---- Available records

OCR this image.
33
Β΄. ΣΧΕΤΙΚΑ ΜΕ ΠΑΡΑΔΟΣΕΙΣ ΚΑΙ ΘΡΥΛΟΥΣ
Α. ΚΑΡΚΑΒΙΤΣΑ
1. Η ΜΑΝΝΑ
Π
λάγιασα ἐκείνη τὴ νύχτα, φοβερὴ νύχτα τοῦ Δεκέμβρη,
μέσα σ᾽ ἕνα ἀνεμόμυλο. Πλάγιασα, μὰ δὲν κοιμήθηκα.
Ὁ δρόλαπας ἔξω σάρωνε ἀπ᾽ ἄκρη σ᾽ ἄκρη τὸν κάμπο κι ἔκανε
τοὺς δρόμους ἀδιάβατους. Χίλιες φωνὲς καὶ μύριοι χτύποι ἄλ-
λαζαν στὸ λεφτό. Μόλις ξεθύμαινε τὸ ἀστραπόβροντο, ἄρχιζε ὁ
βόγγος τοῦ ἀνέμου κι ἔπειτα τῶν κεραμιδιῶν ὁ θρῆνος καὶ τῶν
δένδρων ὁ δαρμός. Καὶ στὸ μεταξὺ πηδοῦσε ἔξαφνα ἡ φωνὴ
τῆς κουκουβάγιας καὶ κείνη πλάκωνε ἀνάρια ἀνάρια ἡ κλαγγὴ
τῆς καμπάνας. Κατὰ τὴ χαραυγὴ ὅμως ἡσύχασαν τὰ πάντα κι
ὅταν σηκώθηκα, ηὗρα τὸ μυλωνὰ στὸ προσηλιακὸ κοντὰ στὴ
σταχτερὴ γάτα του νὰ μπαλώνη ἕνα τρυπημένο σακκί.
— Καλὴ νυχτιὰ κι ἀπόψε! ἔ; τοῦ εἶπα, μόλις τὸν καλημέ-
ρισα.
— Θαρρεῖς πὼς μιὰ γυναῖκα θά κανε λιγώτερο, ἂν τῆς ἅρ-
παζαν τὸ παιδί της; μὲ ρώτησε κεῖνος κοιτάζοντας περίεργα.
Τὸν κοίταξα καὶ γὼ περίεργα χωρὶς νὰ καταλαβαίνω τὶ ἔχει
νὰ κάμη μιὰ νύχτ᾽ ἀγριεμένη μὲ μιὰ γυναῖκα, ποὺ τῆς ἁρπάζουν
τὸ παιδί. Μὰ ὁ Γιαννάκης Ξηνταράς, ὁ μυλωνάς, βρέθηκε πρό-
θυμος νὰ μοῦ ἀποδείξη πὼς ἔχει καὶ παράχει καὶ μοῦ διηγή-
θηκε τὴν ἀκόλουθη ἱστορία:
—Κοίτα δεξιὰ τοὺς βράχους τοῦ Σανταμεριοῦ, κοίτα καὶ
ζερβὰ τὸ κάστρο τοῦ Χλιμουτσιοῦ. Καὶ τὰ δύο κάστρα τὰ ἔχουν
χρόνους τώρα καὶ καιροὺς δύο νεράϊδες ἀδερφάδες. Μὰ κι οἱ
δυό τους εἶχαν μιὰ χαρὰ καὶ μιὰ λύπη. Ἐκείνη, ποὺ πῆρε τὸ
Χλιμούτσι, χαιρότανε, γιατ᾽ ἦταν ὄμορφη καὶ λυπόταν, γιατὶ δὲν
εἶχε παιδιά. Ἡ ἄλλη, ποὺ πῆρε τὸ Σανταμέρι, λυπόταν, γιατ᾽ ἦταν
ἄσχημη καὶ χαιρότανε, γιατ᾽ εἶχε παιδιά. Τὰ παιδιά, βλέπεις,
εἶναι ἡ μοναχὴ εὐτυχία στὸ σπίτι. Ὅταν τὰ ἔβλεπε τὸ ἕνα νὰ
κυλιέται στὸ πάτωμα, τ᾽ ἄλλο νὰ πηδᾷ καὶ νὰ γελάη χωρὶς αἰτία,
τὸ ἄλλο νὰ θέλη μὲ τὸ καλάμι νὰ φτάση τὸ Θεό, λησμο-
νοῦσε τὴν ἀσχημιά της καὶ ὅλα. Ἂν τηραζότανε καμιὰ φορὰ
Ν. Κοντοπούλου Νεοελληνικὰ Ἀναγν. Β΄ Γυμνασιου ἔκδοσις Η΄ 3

--------

What the exercise asks:
Send back each record exactly as it stands.

Complete response:
OCR this image.
33
Β΄. ΣΧΕΤΙΚΑ ΜΕ ΠΑΡΑΔΟΣΕΙΣ ΚΑΙ ΘΡΥΛΟΥΣ
Α. ΚΑΡΚΑΒΙΤΣΑ
1. Η ΜΑΝΝΑ
Π
λάγιασα ἐκείνη τὴ νύχτα, φοβερὴ νύχτα τοῦ Δεκέμβρη,
μέσα σ᾽ ἕνα ἀνεμόμυλο. Πλάγιασα, μὰ δὲν κοιμήθηκα.
Ὁ δρόλαπας ἔξω σάρωνε ἀπ᾽ ἄκρη σ᾽ ἄκρη τὸν κάμπο κι ἔκανε
τοὺς δρόμους ἀδιάβατους. Χίλιες φωνὲς καὶ μύριοι χτύποι ἄλ-
λαζαν στὸ λεφτό. Μόλις ξεθύμαινε τὸ ἀστραπόβροντο, ἄρχιζε ὁ
βόγγος τοῦ ἀνέμου κι ἔπειτα τῶν κεραμιδιῶν ὁ θρῆνος καὶ τῶν
δένδρων ὁ δαρμός. Καὶ στὸ μεταξὺ πηδοῦσε ἔξαφνα ἡ φωνὴ
τῆς κουκουβάγιας καὶ κείνη πλάκωνε ἀνάρια ἀνάρια ἡ κλαγγὴ
τῆς καμπάνας. Κατὰ τὴ χαραυγὴ ὅμως ἡσύχασαν τὰ πάντα κι
ὅταν σηκώθηκα, ηὗρα τὸ μυλωνὰ στὸ προσηλιακὸ κοντὰ στὴ
σταχτερὴ γάτα του νὰ μπαλώνη ἕνα τρυπημένο σακκί.
— Καλὴ νυχτιὰ κι ἀπόψε! ἔ; τοῦ εἶπα, μόλις τὸν καλημέ-
ρισα.
— Θαρρεῖς πὼς μιὰ γυναῖκα θά κανε λιγώτερο, ἂν τῆς ἅρ-
παζαν τὸ παιδί της; μὲ ρώτησε κεῖνος κοιτάζοντας περίεργα.
Τὸν κοίταξα καὶ γὼ περίεργα χωρὶς νὰ καταλαβαίνω τὶ ἔχει
νὰ κάμη μιὰ νύχτ᾽ ἀγριεμένη μὲ μιὰ γυναῖκα, ποὺ τῆς ἁρπάζουν
τὸ παιδί. Μὰ ὁ Γιαννάκης Ξηνταράς, ὁ μυλωνάς, βρέθηκε πρό-
θυμος νὰ μοῦ ἀποδείξη πὼς ἔχει καὶ παράχει καὶ μοῦ διηγή-
θηκε τὴν ἀκόλουθη ἱστορία:
—Κοίτα δεξιὰ τοὺς βράχους τοῦ Σανταμεριοῦ, κοίτα καὶ
ζερβὰ τὸ κάστρο τοῦ Χλιμουτσιοῦ. Καὶ τὰ δύο κάστρα τὰ ἔχουν
χρόνους τώρα καὶ καιροὺς δύο νεράϊδες ἀδερφάδες. Μὰ κι οἱ
δυό τους εἶχαν μιὰ χαρὰ καὶ μιὰ λύπη. Ἐκείνη, ποὺ πῆρε τὸ
Χλιμούτσι, χαιρότανε, γιατ᾽ ἦταν ὄμορφη καὶ λυπόταν, γιατὶ δὲν
εἶχε παιδιά. Ἡ ἄλλη, ποὺ πῆρε τὸ Σανταμέρι, λυπόταν, γιατ᾽ ἦταν
ἄσχημη καὶ χαιρότανε, γιατ᾽ εἶχε παιδιά. Τὰ παιδιά, βλέπεις,
εἶναι ἡ μοναχὴ εὐτυχία στὸ σπίτι. Ὅταν τὰ ἔβλεπε τὸ ἕνα νὰ
κυλιέται στὸ πάτωμα, τ᾽ ἄλλο νὰ πηδᾷ καὶ νὰ γελάη χωρὶς αἰτία,
τὸ ἄλλο νὰ θέλη μὲ τὸ καλάμι νὰ φτάση τὸ Θεό, λησμο-
νοῦσε τὴν ἀσχημιά της καὶ ὅλα. Ἂν τηραζότανε καμιὰ φορὰ
Ν. Κοντοπούλου Νεοελληνικὰ Ἀναγν. Β΄ Γυμνασιου ἔκδοσις Η΄ 3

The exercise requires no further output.